- To be done
[1] In the text on the Indiana juvenile detention funding ruling, repeat the passage between "Marion and St." and "payments since 1995.", inclusive.
[2] According to the text on the Indiana juvenile detention funding ruling, how much did Marion and St. Joseph counties owe in total?
[3] Carry on the text about the Indiana juvenile detention funding ruling, starting after its final sentence.

- Reading text
Indiana counties are responsible to pay a portion of costs to operate juvenile detention facilities, the Indiana Court of Appeals decided June 13.

The appellate court reached that decision in Marion County and St. Joseph County, Indiana v. State of Indiana, et al., No. 73A01-0705-CV-238, affirming summary judgment in favor of the state.

Marion and St. Joseph counties filed a lawsuit seeking relief from their debts to the state for costs of operating juvenile detention facilities after the state attempted to collect arrearages from the counties. The two counties - which owed a total of $75 million - sought declaratory and injunctive relief and restitution on all of their payments since 1995.

They claimed Article 9, Section 2 of the Indiana Constitution requires the state to pay the total cost of operation. The appellate judges examined Article 9, which states, “The General Assembly shall provide institutions for the correction and reformation of juvenile offenders.” The text of this article doesn’t specify how the General Assembly will determine the method of funding, wrote Judge Melissa May.

- Rows
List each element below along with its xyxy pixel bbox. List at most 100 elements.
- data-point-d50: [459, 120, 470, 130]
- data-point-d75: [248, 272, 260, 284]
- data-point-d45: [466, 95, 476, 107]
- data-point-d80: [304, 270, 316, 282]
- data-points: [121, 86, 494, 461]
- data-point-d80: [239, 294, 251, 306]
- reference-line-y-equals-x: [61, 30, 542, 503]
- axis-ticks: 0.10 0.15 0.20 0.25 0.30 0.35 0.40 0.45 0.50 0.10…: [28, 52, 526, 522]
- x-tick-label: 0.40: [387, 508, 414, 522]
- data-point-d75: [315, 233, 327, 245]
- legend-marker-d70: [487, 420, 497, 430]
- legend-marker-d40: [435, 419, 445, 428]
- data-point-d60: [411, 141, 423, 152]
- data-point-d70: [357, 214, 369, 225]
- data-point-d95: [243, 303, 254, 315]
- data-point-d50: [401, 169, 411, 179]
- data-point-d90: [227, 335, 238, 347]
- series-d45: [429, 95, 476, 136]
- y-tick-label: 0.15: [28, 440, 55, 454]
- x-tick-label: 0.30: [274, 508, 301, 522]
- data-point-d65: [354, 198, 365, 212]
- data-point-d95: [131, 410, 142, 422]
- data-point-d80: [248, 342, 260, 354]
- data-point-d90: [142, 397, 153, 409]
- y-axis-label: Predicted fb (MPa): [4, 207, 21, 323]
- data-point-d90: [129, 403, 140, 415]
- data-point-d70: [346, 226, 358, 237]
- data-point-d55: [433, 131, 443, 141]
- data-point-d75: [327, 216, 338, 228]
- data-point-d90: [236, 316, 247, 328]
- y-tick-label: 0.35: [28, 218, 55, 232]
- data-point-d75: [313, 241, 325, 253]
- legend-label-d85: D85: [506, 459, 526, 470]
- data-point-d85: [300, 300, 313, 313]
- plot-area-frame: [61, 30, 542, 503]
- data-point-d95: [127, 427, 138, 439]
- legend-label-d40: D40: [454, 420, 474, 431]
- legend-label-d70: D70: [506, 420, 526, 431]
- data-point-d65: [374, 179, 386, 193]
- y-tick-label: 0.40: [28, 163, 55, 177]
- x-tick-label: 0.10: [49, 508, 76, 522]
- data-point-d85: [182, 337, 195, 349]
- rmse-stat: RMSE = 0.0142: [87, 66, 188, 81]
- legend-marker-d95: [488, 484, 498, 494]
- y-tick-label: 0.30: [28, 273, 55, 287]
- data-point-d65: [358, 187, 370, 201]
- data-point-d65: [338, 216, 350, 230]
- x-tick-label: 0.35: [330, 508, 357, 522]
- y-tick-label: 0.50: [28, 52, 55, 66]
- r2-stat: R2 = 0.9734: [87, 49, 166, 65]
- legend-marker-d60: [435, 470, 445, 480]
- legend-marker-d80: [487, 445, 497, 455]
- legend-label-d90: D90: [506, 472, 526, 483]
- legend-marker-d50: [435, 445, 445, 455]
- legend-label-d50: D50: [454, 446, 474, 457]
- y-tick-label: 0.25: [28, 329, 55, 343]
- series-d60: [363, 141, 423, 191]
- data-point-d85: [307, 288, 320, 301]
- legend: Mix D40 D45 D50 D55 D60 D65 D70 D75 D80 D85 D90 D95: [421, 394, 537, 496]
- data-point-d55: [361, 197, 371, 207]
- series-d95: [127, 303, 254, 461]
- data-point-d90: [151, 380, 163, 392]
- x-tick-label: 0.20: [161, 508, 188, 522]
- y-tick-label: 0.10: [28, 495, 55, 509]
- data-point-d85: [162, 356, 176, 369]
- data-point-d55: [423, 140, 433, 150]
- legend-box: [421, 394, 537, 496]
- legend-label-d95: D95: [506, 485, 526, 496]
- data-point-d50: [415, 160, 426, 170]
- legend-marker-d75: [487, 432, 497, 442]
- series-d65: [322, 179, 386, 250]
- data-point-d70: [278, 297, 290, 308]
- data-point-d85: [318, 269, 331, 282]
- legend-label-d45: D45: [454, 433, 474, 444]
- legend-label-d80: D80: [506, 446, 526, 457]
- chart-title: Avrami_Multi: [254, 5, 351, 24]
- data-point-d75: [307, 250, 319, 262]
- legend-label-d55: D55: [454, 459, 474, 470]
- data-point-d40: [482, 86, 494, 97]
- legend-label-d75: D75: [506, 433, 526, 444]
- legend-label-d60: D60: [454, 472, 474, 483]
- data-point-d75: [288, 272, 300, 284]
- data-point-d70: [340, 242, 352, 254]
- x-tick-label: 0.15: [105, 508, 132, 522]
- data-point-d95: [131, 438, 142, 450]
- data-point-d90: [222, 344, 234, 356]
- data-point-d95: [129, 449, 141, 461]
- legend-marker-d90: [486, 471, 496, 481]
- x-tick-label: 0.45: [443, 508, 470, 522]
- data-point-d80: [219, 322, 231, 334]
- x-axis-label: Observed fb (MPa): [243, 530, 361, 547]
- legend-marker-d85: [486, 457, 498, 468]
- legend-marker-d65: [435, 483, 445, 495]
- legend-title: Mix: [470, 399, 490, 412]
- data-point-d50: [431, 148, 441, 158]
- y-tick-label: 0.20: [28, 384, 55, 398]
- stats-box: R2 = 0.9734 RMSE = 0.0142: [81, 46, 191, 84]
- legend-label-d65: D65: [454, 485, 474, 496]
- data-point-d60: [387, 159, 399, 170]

- Written responses
[1]
Marion and St. Joseph counties filed a lawsuit seeking relief from their debts to the state for costs of operating juvenile detention facilities after the state attempted to collect arrearages from the counties. The two counties - which owed a total of $75 million - sought declaratory and injunctive relief and restitution on all of their payments since 1995.

[2] $75 million

[3]
The counties failed to show whether requiring them to share in the costs of operating the facilities is unconstitutional.

The counties argued Indiana Code only allowed the state to charge them for expenses incurred by the Plainfield Juvenile Correctional Facility and the Indianapolis Juvenile Correctional Facility, and that all accounts submitted since 1995 are invalid because they didn’t comply with requirements under Indiana Code.

If the counties are constitutionally required to pay, the counties argued, they are only liable for expenses from the Plainfield and Indianapolis correctional facilities because they are the ones mentioned in the statute. In 2005, the specific references to those facilities were removed and replaced with a general reference to the DOC.

The Court of Appeals found the counties’ interpretation of Indiana Code Sections 4-24-7-2 and 11-10-2-3 would lead to an absurd and unjust result because the General Assembly always intended for counties to bear part of the costs of the entire state system.

The DOC has the authority to determine which facilities to operate and where to assign juveniles, so it no longer made sense for the General Assembly to identify specific facilities in the statutes, Judge May wrote. As such, the DOC has the authority to charge the counties for expenses incurred at all facilities.

Indiana Code Section 4-24-7-2 outlines the collection procedures for juvenile accounts, which include signature and attestation requirements. The state didn’t comply with these procedures, which the counties believe led the state to overcharge them.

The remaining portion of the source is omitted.